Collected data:
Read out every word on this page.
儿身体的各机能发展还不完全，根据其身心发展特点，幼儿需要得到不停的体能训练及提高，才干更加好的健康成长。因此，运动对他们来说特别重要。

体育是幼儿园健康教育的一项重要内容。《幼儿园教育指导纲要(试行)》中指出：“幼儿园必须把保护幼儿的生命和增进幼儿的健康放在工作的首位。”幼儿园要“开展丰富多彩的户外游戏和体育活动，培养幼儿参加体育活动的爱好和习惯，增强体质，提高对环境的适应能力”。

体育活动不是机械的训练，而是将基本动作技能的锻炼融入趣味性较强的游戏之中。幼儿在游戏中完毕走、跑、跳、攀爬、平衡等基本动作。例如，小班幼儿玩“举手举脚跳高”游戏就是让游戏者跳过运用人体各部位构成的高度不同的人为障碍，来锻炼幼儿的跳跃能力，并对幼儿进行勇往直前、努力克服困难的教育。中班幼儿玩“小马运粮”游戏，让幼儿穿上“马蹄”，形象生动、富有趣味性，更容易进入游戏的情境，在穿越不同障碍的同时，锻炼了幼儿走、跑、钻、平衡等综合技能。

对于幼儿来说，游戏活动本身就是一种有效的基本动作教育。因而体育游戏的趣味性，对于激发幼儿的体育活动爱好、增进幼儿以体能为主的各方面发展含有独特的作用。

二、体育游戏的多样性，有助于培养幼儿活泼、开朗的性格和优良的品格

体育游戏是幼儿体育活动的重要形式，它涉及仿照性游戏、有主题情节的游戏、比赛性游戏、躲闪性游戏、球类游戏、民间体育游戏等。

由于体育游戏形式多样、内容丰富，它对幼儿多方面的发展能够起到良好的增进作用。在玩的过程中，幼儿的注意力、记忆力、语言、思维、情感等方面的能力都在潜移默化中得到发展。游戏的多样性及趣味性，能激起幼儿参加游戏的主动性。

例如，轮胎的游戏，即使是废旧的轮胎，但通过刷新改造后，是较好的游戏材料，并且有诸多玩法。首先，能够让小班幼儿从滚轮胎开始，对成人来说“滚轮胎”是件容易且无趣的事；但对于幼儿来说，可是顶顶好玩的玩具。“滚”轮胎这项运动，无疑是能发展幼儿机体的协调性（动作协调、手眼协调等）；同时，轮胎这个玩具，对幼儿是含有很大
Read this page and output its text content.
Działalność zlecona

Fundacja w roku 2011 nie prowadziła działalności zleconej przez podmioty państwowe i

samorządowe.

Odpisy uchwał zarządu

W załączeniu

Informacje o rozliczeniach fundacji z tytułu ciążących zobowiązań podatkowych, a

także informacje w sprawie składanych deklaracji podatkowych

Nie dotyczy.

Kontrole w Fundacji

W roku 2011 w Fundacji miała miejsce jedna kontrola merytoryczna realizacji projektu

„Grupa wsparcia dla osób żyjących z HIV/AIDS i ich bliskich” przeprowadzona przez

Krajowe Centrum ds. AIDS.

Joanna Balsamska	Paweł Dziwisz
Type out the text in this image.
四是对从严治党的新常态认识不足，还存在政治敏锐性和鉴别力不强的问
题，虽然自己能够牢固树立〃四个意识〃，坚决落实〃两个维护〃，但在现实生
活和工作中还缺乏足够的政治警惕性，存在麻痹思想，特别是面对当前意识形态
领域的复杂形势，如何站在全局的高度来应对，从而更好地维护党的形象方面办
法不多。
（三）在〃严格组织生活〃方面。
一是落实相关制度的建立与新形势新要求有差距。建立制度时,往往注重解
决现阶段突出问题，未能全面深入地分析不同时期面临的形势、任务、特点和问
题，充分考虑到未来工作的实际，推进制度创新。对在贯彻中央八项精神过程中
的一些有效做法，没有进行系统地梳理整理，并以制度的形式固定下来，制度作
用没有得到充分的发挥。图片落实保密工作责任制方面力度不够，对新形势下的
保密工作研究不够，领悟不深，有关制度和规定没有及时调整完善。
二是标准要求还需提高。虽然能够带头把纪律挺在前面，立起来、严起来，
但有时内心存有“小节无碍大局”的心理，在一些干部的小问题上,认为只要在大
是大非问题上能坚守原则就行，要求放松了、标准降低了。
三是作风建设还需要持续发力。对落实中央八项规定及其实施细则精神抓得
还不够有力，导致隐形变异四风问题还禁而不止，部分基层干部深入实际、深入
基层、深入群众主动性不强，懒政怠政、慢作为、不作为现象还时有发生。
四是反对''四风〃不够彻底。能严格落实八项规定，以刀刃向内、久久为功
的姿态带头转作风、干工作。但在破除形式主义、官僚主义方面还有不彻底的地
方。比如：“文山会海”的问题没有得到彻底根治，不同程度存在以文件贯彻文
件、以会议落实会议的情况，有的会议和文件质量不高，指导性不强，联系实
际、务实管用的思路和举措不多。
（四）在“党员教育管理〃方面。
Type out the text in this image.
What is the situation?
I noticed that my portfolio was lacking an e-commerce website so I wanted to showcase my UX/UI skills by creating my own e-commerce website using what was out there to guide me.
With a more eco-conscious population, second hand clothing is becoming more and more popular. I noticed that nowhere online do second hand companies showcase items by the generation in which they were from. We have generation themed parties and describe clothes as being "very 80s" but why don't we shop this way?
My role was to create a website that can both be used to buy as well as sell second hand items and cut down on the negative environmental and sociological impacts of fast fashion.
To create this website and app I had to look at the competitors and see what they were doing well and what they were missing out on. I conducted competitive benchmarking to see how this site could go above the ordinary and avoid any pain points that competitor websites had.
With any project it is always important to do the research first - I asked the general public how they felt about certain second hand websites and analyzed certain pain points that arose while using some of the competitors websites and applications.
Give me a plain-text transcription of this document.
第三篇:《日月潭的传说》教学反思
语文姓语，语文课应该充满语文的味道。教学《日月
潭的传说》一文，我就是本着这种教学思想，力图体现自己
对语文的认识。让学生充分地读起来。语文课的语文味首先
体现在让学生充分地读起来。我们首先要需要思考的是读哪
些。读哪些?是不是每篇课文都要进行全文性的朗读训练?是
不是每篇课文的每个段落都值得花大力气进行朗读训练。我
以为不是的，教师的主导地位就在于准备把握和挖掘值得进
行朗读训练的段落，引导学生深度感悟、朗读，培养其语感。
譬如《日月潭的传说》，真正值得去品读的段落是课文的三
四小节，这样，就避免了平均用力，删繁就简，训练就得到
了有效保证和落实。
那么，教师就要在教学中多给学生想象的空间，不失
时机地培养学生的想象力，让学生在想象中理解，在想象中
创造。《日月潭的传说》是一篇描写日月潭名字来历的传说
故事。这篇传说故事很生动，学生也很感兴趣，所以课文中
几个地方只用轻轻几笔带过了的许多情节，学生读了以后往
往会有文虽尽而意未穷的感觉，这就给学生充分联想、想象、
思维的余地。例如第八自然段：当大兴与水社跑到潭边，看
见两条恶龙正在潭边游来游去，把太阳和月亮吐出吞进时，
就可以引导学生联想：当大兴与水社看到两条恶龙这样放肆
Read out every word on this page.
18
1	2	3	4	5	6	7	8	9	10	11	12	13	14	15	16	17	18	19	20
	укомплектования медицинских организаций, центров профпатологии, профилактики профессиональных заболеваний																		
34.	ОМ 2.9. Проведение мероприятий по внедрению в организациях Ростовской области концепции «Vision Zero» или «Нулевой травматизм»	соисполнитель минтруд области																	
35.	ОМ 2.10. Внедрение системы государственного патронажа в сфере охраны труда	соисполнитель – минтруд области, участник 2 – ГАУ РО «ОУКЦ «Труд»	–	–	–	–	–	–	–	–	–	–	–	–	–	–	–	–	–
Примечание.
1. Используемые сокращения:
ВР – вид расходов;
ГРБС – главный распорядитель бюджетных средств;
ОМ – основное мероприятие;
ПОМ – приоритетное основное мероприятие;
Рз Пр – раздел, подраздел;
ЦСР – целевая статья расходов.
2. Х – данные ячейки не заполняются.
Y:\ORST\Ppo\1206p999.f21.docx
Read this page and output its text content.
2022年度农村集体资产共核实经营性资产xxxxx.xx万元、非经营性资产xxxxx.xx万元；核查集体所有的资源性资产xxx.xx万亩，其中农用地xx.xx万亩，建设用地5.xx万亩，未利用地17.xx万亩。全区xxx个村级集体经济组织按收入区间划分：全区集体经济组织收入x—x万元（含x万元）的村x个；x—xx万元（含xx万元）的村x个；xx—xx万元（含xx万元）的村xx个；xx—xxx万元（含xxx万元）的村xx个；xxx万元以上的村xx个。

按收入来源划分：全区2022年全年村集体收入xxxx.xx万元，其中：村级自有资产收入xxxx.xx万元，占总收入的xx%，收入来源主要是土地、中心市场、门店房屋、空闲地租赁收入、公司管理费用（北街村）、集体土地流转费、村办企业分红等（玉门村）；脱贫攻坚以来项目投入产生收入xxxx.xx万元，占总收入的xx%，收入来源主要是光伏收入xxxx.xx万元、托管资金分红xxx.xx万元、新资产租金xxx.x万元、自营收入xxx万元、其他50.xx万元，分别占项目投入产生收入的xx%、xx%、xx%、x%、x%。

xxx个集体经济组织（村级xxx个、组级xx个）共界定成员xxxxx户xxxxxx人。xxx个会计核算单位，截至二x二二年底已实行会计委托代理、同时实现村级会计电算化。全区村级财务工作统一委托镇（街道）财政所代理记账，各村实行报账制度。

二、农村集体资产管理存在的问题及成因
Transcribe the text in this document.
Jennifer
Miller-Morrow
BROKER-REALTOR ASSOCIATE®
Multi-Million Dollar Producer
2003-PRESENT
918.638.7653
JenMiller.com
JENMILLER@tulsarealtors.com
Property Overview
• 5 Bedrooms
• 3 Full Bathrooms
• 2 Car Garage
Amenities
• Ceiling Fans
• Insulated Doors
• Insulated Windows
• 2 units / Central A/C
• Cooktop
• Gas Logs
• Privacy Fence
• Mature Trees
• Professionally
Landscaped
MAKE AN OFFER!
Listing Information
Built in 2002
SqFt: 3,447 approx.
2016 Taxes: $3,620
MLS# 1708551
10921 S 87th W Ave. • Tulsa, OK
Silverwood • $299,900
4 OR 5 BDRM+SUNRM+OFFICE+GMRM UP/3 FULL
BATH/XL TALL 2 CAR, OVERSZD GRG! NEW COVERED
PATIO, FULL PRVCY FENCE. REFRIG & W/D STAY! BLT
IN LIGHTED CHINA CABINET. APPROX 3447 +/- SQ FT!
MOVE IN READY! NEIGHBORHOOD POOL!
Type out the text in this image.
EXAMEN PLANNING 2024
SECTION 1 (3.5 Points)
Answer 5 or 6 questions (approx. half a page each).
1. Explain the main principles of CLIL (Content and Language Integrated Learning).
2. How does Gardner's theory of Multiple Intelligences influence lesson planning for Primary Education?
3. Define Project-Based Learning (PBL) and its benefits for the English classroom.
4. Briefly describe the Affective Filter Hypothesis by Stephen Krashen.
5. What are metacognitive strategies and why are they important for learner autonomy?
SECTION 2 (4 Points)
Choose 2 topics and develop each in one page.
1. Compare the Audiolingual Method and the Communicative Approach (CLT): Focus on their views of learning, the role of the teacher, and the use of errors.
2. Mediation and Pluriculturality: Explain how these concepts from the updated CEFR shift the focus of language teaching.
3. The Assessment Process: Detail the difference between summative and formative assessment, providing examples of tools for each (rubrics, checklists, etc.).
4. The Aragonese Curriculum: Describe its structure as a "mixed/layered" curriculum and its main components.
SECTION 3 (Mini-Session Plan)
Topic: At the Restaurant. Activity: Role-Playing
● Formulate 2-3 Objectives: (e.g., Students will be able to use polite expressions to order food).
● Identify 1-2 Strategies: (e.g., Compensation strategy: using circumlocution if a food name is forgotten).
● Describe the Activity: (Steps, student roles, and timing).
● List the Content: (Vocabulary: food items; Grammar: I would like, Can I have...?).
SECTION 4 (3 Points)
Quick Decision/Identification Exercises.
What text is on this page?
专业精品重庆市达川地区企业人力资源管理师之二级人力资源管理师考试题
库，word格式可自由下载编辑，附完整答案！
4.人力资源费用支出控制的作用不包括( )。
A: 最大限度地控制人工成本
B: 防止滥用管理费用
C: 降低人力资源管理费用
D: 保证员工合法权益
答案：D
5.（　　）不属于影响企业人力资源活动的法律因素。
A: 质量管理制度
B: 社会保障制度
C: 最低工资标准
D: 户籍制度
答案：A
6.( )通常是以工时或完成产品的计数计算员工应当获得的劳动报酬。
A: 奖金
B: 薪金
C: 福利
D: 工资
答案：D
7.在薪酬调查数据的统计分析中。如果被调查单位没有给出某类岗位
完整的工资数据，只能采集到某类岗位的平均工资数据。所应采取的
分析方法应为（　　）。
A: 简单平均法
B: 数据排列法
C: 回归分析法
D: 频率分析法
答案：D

Brief: Reproduce the records above exactly, starting with the line that contains "What text is on this page?" and ending with the last line.

Problem solution:
What text is on this page?
专业精品重庆市达川地区企业人力资源管理师之二级人力资源管理师考试题
库，word格式可自由下载编辑，附完整答案！
4.人力资源费用支出控制的作用不包括( )。
A: 最大限度地控制人工成本
B: 防止滥用管理费用
C: 降低人力资源管理费用
D: 保证员工合法权益
答案：D
5.（　　）不属于影响企业人力资源活动的法律因素。
A: 质量管理制度
B: 社会保障制度
C: 最低工资标准
D: 户籍制度
答案：A
6.( )通常是以工时或完成产品的计数计算员工应当获得的劳动报酬。
A: 奖金
B: 薪金
C: 福利
D: 工资
答案：D
7.在薪酬调查数据的统计分析中。如果被调查单位没有给出某类岗位
完整的工资数据，只能采集到某类岗位的平均工资数据。所应采取的
分析方法应为（　　）。
A: 简单平均法
B: 数据排列法
C: 回归分析法
D: 频率分析法
答案：D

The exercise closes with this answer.